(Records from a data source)

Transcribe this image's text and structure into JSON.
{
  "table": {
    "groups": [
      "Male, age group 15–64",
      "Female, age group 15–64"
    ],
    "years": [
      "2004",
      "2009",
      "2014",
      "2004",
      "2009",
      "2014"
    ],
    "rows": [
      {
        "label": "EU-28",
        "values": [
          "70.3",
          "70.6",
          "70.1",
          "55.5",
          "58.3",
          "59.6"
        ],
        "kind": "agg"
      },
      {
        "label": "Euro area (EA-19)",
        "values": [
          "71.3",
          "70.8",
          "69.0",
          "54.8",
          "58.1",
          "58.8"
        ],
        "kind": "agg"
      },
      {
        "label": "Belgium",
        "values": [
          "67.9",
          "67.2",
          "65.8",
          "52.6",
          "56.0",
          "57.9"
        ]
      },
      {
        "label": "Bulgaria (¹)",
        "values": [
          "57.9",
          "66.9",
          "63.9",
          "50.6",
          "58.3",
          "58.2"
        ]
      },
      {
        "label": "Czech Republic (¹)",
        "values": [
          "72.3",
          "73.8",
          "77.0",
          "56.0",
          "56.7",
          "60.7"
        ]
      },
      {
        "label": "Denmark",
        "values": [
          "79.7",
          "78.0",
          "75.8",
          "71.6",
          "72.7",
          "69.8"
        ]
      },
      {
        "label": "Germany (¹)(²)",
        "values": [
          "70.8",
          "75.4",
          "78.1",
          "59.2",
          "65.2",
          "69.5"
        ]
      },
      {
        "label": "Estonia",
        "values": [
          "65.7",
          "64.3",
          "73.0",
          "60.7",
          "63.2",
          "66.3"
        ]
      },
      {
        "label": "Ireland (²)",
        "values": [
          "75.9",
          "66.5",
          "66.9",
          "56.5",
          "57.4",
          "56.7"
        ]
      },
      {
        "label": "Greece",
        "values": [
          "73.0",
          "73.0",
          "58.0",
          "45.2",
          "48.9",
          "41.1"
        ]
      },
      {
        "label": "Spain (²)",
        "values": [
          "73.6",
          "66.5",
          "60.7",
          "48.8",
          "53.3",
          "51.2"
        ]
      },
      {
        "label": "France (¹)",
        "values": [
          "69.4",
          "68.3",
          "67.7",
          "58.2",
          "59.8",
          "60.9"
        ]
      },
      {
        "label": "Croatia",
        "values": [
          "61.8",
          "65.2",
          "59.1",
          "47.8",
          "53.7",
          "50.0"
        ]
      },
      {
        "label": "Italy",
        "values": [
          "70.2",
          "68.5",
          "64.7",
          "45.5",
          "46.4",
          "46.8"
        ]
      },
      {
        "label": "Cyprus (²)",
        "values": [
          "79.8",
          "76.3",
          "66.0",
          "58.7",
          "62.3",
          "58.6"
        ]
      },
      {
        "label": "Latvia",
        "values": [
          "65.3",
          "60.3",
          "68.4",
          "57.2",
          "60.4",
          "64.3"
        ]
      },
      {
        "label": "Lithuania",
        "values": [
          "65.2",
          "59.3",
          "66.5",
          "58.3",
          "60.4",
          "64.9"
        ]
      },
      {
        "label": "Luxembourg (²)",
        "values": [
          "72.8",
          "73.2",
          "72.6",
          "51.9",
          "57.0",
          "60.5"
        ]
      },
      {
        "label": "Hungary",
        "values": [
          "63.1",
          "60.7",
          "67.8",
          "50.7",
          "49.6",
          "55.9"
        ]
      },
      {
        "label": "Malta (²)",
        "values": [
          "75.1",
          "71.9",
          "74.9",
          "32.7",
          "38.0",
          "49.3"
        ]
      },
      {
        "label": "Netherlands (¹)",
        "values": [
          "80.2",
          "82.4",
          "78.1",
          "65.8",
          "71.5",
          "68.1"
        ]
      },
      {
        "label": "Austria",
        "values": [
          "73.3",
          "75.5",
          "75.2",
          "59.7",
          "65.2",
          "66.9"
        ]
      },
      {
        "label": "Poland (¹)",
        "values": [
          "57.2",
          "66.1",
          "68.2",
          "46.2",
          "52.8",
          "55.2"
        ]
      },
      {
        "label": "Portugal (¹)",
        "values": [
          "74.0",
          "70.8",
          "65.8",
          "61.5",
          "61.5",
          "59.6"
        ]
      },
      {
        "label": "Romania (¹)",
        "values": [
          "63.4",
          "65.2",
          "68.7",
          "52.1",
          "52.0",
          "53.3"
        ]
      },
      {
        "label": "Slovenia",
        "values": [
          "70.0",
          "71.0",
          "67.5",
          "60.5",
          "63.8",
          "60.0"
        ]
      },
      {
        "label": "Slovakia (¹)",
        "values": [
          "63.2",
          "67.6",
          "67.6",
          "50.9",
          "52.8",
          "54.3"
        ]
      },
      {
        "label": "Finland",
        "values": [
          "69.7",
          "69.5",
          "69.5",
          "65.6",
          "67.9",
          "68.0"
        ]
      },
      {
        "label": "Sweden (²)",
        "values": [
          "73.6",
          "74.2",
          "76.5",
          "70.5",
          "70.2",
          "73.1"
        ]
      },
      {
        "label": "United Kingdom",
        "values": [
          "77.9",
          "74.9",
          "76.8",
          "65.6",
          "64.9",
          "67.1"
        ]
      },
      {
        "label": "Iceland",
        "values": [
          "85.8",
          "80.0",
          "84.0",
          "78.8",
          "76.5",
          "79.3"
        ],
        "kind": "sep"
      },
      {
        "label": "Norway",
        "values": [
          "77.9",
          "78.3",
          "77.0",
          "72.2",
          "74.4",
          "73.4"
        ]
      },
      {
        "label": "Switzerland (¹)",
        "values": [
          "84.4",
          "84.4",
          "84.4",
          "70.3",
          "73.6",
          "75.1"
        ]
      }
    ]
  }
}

* * *

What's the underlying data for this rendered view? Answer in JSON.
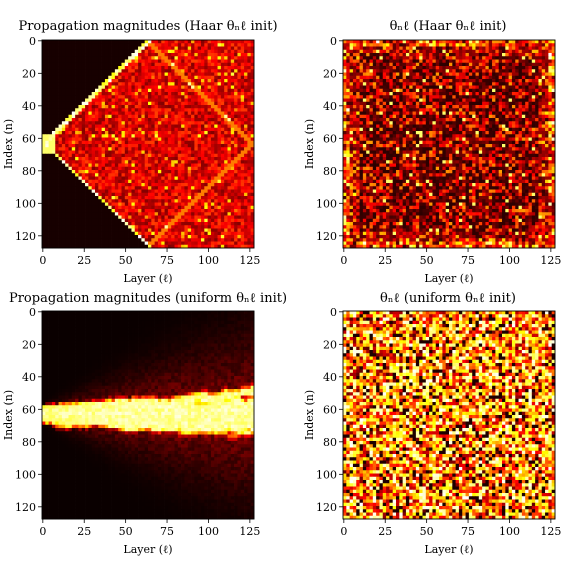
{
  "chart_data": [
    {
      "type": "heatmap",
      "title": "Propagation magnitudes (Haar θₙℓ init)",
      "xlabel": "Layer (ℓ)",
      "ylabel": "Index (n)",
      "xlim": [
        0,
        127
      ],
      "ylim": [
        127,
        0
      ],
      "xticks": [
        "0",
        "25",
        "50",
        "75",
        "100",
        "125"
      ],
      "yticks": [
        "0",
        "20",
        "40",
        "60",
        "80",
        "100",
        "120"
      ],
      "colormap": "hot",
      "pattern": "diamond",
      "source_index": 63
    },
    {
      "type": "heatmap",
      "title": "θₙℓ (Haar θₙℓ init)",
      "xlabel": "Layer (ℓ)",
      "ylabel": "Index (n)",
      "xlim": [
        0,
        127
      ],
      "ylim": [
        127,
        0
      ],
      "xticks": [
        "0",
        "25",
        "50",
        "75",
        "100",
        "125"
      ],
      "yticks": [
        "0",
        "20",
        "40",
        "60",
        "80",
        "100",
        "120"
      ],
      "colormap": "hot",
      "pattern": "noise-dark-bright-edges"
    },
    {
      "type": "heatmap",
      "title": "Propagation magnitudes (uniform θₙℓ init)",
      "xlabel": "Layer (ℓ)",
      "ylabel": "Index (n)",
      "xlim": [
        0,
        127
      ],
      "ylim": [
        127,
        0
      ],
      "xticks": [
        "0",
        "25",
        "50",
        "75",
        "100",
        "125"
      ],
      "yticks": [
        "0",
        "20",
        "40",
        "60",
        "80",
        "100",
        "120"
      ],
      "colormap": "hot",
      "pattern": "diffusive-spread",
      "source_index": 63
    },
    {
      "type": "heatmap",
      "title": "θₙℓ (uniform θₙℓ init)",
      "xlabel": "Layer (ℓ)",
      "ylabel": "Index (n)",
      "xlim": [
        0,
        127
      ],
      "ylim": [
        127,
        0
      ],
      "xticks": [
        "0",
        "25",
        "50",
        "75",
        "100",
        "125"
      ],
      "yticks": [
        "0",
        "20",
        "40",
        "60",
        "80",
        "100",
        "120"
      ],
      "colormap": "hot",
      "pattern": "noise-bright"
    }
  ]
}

* _Description of the task_
From the records given above, copy all lines containing "title".

* _Exercise result_
      "title": "Propagation magnitudes (Haar θₙℓ init)",
      "title": "θₙℓ (Haar θₙℓ init)",
      "title": "Propagation magnitudes (uniform θₙℓ init)",
      "title": "θₙℓ (uniform θₙℓ init)",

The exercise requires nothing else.